Work out how many lines of the records contain "NACIMIENTO". Answer with the number and nothing else.

-*-*-

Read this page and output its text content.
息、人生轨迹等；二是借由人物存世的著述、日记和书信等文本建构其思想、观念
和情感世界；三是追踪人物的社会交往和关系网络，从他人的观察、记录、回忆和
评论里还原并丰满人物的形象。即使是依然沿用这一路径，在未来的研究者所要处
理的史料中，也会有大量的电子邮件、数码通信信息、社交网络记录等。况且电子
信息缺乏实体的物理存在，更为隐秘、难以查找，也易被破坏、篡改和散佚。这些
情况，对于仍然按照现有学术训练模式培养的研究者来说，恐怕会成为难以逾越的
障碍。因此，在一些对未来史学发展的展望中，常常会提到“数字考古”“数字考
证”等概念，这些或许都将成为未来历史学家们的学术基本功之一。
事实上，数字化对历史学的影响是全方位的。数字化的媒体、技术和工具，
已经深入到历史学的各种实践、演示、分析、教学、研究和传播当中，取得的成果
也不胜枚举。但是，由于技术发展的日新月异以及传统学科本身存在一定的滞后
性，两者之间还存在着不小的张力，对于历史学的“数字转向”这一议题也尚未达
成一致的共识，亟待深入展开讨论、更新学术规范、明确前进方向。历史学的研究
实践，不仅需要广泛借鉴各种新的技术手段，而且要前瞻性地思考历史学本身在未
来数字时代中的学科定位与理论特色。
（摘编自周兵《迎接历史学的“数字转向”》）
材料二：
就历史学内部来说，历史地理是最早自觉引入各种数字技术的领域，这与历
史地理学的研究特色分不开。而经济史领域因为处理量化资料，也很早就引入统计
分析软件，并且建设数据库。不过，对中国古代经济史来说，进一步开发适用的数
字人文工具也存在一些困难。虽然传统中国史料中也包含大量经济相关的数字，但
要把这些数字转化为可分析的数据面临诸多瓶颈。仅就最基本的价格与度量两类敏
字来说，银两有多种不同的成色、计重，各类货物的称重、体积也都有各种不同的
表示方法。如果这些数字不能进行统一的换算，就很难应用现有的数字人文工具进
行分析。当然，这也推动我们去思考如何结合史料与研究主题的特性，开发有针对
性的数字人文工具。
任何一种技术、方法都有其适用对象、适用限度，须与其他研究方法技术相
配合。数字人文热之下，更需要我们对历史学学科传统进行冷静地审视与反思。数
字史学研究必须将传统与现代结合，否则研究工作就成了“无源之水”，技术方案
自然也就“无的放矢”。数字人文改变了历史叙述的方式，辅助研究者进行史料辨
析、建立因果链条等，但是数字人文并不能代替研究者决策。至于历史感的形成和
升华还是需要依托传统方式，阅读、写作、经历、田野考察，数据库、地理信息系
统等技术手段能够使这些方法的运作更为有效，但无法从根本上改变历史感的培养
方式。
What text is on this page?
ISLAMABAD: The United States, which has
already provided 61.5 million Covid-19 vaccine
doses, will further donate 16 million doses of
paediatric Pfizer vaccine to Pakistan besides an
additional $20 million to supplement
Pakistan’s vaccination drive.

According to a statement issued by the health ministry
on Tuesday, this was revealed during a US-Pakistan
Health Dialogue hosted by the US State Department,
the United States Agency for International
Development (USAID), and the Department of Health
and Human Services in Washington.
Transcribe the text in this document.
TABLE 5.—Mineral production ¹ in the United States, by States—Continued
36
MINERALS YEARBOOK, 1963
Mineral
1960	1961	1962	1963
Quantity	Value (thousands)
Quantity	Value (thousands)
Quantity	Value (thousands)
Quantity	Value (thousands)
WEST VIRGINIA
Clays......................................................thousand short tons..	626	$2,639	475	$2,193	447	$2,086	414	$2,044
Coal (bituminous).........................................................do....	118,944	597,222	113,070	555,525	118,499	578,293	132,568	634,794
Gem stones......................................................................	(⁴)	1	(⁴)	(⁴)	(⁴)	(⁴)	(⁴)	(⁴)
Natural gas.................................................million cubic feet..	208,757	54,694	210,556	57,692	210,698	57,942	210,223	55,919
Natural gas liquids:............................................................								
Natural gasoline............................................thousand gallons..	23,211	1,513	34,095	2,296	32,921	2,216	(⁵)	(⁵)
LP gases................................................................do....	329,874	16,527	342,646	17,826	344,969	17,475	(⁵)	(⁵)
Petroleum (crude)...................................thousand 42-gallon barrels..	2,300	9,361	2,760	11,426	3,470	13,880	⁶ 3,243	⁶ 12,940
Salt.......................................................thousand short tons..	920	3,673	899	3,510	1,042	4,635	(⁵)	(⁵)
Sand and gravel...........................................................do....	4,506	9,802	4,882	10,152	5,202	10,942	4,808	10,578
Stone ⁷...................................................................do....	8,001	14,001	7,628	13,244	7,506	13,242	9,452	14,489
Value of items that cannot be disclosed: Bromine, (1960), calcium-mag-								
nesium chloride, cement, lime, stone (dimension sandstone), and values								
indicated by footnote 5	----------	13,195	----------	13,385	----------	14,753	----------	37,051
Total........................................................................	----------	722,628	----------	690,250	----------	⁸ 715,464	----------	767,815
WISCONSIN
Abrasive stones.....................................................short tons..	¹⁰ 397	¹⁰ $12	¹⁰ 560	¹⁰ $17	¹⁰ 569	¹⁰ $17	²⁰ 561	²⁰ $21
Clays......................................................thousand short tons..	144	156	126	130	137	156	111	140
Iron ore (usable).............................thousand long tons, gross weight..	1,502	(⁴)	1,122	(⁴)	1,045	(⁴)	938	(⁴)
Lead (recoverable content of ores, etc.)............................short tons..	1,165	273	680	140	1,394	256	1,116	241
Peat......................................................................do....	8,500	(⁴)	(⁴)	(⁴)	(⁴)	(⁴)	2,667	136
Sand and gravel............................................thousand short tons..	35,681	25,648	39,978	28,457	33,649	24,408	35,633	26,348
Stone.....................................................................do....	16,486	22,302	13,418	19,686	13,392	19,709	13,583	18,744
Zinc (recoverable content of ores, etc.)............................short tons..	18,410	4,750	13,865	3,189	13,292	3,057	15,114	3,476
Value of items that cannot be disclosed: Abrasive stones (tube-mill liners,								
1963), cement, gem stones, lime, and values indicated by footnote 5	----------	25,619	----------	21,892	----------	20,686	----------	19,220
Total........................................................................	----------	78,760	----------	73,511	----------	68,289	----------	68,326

-*-*-

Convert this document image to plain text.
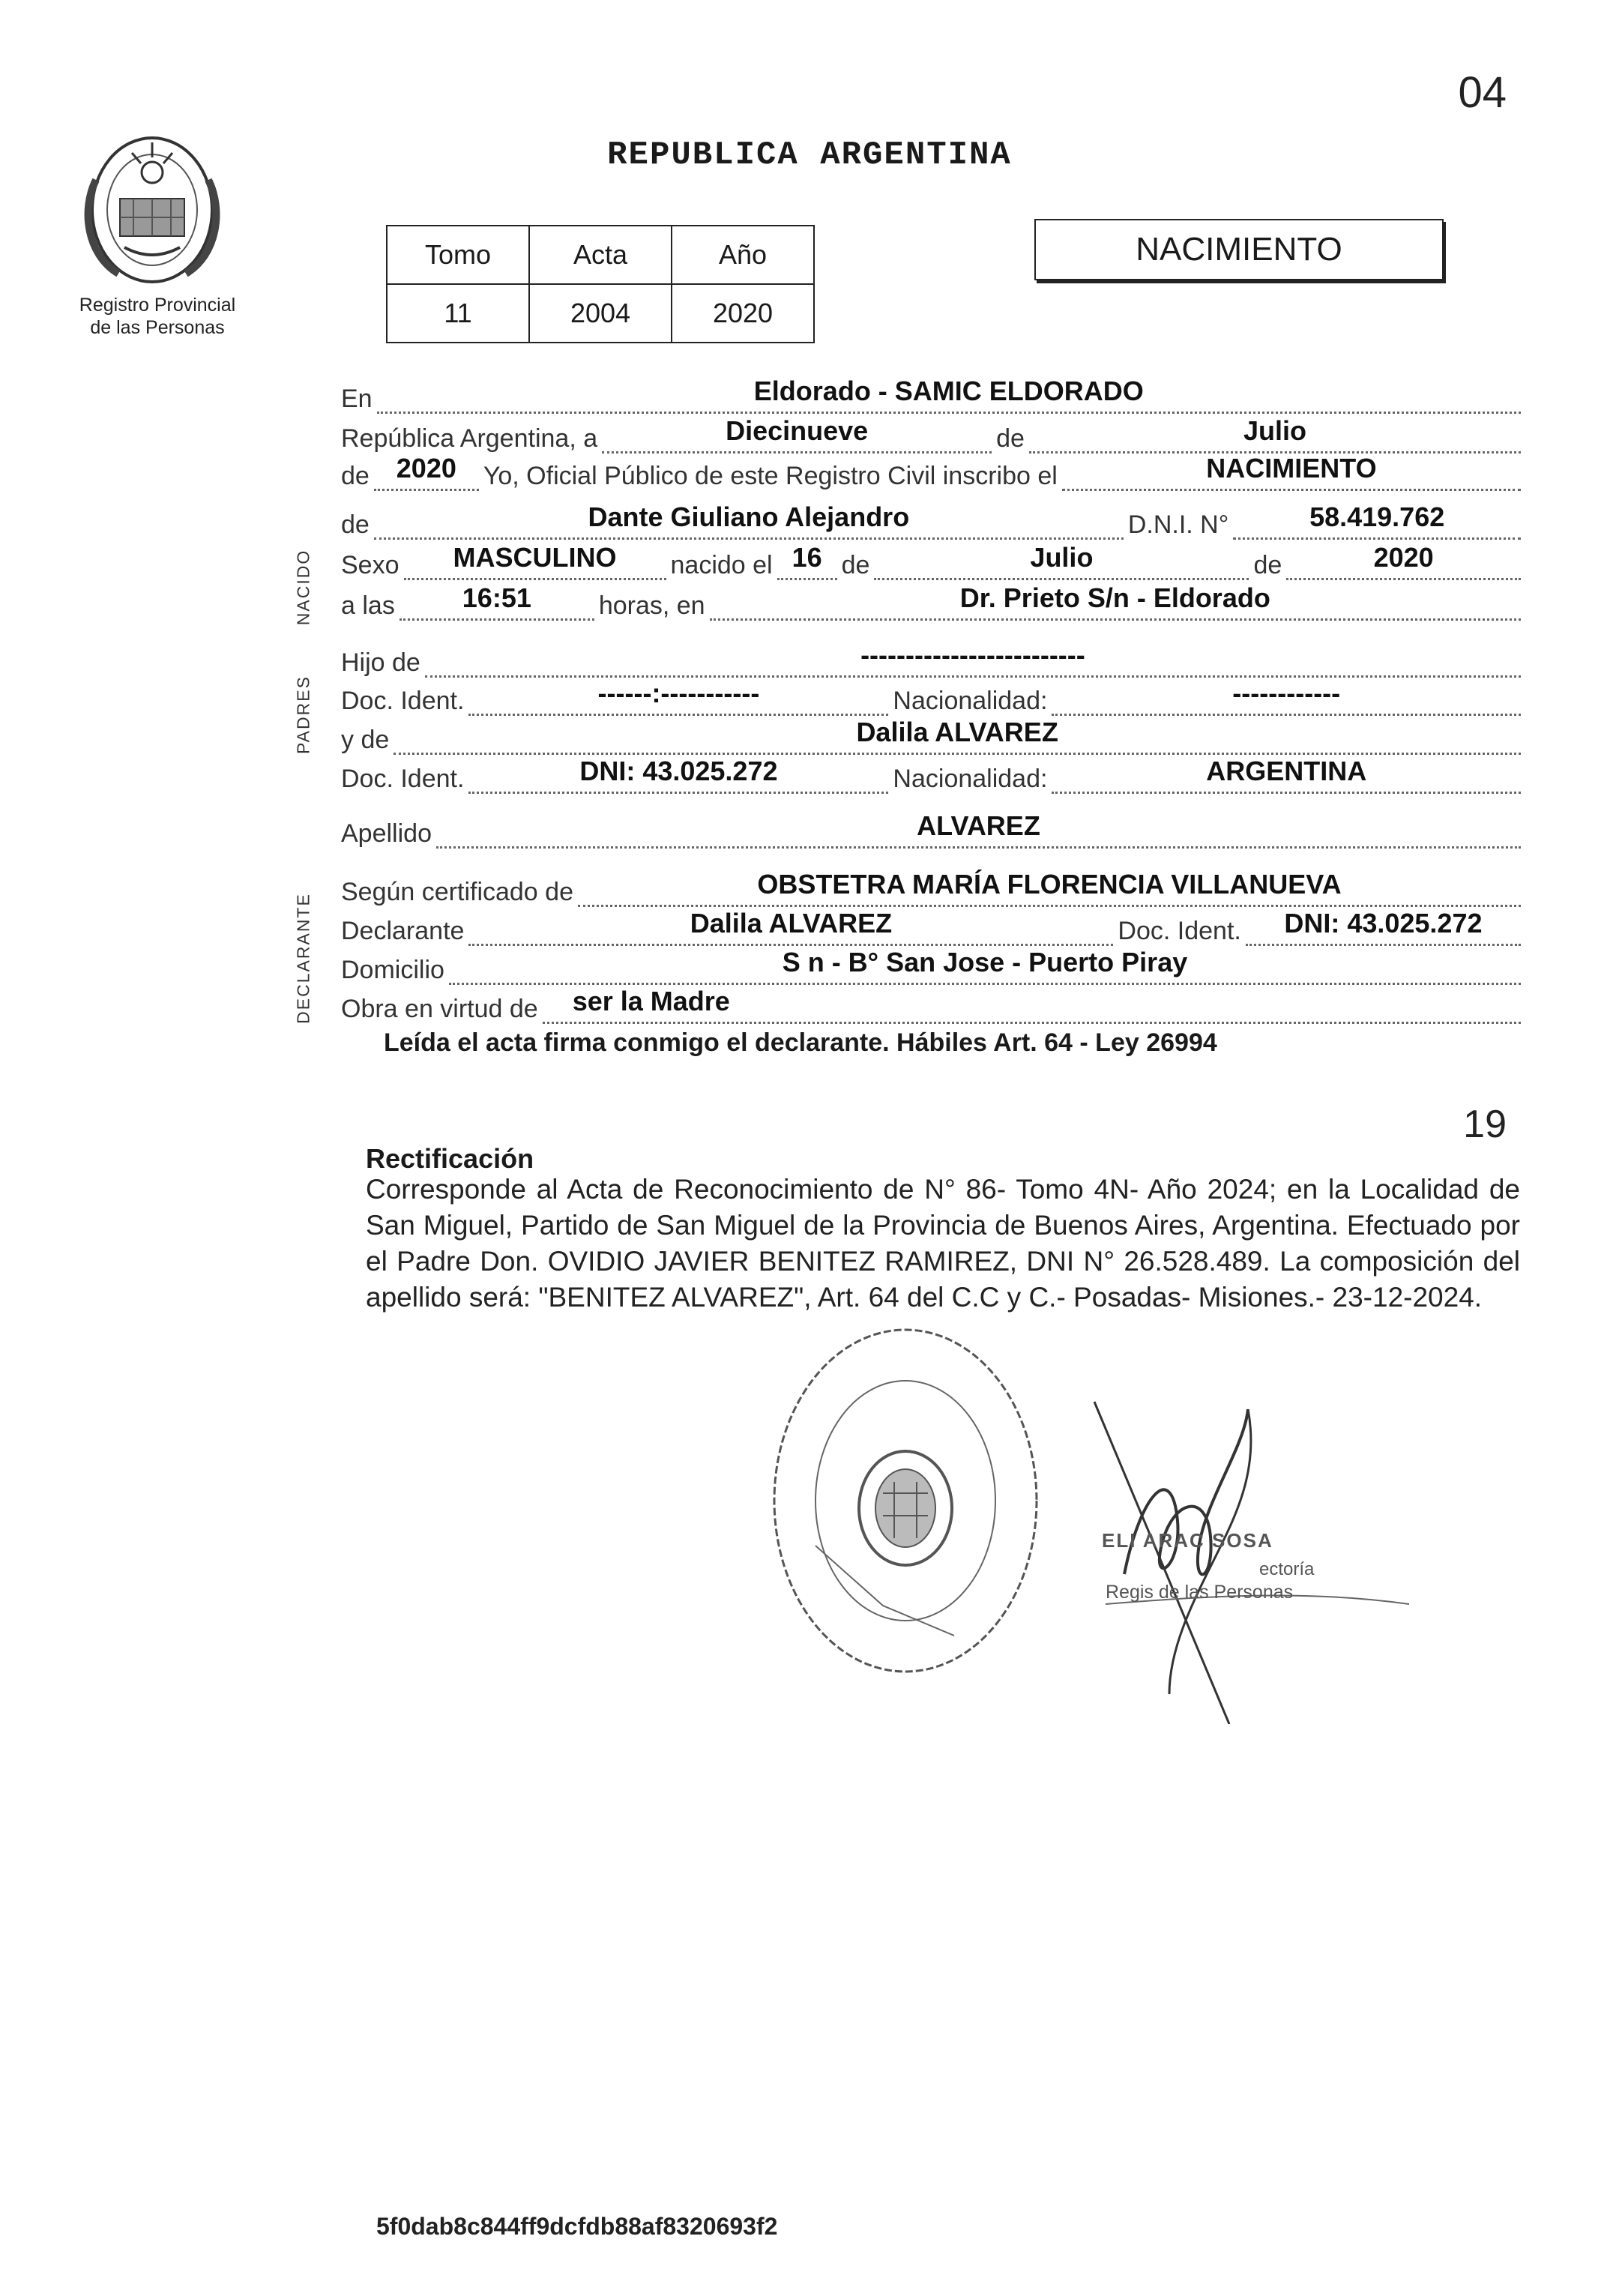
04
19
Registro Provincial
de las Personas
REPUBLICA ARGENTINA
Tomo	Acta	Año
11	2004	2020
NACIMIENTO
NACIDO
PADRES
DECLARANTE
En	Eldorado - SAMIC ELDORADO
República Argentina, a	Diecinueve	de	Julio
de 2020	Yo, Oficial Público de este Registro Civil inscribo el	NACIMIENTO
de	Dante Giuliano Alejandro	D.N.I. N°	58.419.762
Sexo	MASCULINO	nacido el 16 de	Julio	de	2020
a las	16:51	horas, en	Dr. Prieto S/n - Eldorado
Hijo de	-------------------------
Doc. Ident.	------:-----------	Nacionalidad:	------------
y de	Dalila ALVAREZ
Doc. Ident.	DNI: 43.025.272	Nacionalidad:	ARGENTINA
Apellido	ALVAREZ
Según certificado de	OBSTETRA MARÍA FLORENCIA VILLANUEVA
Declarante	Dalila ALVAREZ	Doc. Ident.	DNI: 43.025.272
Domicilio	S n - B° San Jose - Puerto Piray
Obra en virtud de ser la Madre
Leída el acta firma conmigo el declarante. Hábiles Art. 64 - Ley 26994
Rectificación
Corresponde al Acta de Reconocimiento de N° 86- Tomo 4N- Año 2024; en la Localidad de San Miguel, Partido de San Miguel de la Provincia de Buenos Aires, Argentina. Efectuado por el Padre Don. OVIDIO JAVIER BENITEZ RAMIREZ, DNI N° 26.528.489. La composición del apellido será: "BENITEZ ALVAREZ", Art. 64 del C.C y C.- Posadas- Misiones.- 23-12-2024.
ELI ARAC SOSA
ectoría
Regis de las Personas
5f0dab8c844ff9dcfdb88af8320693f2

-*-*-

OUTPUT FOR THIS EXERCISE: 2